[Opening Text excerpt section]

So, if you get pregnant in Vegas, does the baby have to stay there?
Dirty Dancing is a really upsetting if you imagine it from the POV of Baby’s dad, a cardiologist who just desperately wanted a few weeks of peaceful vacation.
I’m watching my 4 year old son give my 1 year old a hammer. He is so irresponsible.
dont put all your eggs in one basket, put them in the little egg tray in the fridge thats what its for you idiot
Sorry honey, they were all out of Turnt Triscuits.
9: Why do some British people drop the t’s in their accents?
Me: Cause they have different accents from different parts of England.
9: No it’s cause they drank all the teas!
jesus christ confetti not now
Everyday I walk to work by a Ferrari dealership, put my nose against the etched glass window and say, “someday I’ll own a window this nice.”
if this isn’t a simulation then how does my cat know exactly where i’m going when i’m carrying something heavy
[dentist giving me a filling]
Me: guh uh hag a hogreg?
Dentist stops: what?
Me: do you have a boyfriend?
Do you think transformers go clubbing at auto dealerships?
“Whaddya say we get together next Thursday and decide what to call these fruits hanging off these palm trees.”
“Ok. It’s a date.”
after you pay a bill, the website is like “would you like to make another payment?” and it’s like? um no dude. no, i don’t want to do that. like sorry do you think we’re buddies? “hang out awhile, maybe pay another bill” no dude. we do NOT have that kinda relationship man sorry
This weather better stop actin like my teenager’s mood
I could survive 3 months in the wilderness with the contents of a woman’s purse and a pocket knife.
An interrogator that just goes into the room and loudly eats a peach until the suspect confesses to everything.
*returns shopping cart*
“When I’m in Heaven I wonder if God will seat me to His right or His left?”
Everyone always jokes that women are obsessed with shoes but my female friends aren’t the ones posting 6 sneaker insta pics a week
fbi: [injecting me with truth serum] give us the information
me: [already ugly crying] i don’t even know if i like nuggets or if i just like sauce
I brag that having kids gets you out of stuff, but my colleague just used her gerbil’s illness to skip a corporate retreat. So basically this family could have been a gerbil.
If a company’s hiring sign says, “Come grow with us,” you’re about to do the work of 3-5 people.
Hell yes I want to apply for your store credit card. Let’s go through the entire process now while the shoppers in line behind me fantasize about my brutal murder.
am i anxious? yes. but is that going to stop me from doing things i love? also yes
Keep ignoring my texts and I swear to God I’ll leave a voicemail.
my coworker was wiping a stain off her jacket this morning and was like “never feed a baby in a suit,” and of course my first thought was “who dresses a baby in a suit”
Before you try to convince me that people aren’t really all that dumb let me point out that TikTok has a “no filter” filter
The fireworks have been over for hours but Rex is still barking, which is weird because he’s 12 years old and not a dog. Weird little kid.

[Closing Text excerpt section]
[Opening Extracted data section]

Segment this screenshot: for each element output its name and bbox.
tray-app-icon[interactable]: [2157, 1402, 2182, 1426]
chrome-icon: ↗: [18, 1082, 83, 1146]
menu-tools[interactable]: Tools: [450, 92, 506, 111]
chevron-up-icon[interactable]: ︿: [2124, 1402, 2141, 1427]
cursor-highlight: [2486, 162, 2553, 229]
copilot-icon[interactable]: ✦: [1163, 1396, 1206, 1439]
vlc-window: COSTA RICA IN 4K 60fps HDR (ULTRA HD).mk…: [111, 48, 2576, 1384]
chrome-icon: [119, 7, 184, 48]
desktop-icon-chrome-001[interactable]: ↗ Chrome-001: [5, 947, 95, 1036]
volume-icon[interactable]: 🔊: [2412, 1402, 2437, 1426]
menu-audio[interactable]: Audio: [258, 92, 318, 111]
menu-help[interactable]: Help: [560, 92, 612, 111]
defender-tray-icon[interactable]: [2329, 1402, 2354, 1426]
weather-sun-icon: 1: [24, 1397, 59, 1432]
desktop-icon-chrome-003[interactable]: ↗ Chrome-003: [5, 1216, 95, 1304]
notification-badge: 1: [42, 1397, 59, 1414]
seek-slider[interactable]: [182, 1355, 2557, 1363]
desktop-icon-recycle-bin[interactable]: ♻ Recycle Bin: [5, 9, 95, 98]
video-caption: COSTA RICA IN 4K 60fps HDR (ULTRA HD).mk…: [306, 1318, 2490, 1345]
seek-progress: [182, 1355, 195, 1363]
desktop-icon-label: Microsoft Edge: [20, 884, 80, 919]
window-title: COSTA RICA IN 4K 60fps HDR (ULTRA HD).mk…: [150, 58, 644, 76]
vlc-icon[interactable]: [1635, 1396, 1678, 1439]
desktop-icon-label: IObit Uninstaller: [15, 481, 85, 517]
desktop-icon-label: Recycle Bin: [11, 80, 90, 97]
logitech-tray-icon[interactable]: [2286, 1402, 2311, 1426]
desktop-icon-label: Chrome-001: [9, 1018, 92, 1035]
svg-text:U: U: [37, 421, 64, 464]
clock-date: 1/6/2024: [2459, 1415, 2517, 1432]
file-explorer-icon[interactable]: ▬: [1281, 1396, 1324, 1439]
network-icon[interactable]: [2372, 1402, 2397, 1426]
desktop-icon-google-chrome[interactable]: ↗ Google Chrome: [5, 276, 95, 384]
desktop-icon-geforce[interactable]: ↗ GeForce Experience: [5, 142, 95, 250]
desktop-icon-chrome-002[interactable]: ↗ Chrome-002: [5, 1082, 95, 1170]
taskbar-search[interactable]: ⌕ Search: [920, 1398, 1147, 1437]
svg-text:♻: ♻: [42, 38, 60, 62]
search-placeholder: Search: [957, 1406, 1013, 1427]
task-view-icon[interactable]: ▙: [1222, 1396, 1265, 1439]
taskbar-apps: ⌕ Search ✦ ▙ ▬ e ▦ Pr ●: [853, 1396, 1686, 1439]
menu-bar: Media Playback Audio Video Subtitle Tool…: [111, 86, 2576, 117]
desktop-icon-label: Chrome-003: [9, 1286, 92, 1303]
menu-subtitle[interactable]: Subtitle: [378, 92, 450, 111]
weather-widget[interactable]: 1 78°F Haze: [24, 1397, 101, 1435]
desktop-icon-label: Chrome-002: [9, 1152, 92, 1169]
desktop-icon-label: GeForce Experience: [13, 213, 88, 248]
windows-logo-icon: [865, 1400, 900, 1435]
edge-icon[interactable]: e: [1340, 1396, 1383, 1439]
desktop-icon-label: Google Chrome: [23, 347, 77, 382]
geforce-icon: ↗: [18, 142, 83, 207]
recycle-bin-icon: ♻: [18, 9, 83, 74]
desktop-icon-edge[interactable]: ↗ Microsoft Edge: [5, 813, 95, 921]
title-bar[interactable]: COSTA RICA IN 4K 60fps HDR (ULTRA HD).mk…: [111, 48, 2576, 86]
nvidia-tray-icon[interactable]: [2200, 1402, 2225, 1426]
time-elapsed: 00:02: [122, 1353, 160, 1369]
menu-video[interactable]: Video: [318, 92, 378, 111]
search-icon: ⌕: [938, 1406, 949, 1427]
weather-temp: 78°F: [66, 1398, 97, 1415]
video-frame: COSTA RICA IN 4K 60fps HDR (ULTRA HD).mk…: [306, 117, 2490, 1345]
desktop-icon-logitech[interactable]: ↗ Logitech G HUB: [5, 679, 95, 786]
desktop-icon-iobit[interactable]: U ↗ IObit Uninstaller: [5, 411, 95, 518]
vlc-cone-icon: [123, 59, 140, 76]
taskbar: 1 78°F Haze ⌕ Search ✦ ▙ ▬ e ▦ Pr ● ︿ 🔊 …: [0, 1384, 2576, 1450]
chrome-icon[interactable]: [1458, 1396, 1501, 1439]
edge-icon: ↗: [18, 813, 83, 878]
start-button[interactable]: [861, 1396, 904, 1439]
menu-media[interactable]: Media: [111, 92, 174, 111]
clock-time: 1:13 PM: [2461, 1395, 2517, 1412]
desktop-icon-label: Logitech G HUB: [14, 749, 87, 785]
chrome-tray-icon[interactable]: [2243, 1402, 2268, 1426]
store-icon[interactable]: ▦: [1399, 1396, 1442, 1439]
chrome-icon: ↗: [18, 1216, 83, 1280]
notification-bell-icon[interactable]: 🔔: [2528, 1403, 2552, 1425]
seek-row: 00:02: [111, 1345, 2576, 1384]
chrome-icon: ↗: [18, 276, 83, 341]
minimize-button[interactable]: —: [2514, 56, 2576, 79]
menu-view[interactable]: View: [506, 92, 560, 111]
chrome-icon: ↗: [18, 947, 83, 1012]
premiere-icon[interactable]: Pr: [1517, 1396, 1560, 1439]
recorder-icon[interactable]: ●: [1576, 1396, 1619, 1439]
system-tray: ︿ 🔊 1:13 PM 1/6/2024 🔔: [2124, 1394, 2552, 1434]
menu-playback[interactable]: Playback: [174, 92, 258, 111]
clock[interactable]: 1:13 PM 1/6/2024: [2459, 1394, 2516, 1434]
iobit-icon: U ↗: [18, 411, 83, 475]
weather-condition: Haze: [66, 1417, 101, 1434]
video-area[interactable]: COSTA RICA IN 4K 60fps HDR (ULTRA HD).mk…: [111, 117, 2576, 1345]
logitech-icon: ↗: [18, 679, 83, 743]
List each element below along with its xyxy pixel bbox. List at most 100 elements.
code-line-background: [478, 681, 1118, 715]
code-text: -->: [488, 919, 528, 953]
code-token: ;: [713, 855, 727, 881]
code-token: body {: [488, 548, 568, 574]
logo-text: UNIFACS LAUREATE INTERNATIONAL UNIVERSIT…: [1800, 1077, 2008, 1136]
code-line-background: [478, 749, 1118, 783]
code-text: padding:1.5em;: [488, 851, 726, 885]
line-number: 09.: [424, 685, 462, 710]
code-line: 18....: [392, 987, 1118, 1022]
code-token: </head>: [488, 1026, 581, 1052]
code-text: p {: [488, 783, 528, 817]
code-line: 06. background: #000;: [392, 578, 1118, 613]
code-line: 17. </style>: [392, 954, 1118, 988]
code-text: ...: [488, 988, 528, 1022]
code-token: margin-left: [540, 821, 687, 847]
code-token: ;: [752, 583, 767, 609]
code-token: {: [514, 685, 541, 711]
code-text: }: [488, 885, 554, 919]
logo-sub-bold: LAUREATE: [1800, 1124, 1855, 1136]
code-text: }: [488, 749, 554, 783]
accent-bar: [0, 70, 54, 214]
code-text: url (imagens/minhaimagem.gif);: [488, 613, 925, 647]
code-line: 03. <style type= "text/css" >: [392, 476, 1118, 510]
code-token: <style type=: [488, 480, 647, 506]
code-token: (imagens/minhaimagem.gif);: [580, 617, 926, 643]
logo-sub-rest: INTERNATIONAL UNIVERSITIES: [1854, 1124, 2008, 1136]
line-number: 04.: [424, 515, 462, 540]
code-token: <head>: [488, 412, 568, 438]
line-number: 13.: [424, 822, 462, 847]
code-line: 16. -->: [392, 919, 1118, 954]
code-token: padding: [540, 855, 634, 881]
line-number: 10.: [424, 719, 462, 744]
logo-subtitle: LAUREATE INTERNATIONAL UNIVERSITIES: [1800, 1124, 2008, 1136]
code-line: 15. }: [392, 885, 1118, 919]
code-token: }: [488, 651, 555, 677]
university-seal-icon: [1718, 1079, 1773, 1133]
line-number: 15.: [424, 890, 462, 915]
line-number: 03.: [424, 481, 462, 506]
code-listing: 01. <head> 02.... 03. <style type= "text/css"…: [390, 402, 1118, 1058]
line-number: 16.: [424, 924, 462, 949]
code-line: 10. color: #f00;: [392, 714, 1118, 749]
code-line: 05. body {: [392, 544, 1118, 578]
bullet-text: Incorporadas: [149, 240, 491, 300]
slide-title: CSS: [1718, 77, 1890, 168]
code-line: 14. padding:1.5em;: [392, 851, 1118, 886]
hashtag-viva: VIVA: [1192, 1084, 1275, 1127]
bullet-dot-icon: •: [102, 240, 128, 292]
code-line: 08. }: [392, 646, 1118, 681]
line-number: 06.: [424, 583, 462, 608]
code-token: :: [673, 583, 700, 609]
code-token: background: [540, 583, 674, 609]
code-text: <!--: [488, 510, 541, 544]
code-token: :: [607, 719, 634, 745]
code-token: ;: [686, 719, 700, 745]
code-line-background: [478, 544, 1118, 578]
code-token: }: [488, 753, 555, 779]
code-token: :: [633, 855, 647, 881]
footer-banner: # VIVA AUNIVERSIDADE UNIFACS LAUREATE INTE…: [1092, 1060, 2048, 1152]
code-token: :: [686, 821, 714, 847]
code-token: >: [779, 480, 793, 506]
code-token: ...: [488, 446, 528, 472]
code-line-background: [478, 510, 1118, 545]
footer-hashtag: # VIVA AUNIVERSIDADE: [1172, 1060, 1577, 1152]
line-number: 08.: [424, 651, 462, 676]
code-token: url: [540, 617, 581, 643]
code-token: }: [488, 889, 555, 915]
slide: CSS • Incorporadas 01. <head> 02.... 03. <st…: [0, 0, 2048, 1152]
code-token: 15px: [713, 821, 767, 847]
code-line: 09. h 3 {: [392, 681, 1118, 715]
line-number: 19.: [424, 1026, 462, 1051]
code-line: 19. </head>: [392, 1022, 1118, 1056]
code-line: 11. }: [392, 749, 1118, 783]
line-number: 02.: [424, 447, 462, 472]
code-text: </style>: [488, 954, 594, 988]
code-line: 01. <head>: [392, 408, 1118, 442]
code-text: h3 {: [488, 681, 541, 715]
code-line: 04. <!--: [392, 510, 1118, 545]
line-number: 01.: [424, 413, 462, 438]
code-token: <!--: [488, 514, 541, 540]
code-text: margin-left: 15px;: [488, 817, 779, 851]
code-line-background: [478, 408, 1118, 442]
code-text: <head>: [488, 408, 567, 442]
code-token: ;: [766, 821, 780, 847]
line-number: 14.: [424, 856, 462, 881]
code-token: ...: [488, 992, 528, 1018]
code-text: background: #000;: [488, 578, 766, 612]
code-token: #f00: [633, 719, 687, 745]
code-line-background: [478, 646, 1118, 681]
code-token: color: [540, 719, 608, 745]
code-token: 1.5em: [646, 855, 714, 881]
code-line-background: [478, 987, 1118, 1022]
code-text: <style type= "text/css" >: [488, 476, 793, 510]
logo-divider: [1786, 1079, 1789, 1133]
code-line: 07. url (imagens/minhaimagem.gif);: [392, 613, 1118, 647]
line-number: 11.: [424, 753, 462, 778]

[Closing Extracted data section]

• _List of tasks_
(a) Answer these questions from the jokes:
(i) What is Baby's dad's job in the Dirty Dancing joke?
(ii) How old is the son who hands a hammer to his younger sibling?
(iii) How many sneaker Instagram pictures a week does the joke about shoes mention?
(b) In the jokes, why is it weird that Rex is still barking hours after the fireworks ended? Explain in one to three sentences.
(c) Repeat the jokes word for word, starting with "dont put all" and going on through "all the teas!".

• _Responses by item number_
(a)
(i) He is a cardiologist.
(ii) He is 4 years old.
(iii) Six a week.

(b) It's weird because Rex is 12 years old and isn't a dog. He is a kid.

(c)
dont put all your eggs in one basket, put them in the little egg tray in the fridge thats what its for you idiot
Sorry honey, they were all out of Turnt Triscuits.
9: Why do some British people drop the t’s in their accents?
Me: Cause they have different accents from different parts of England.
9: No it’s cause they drank all the teas!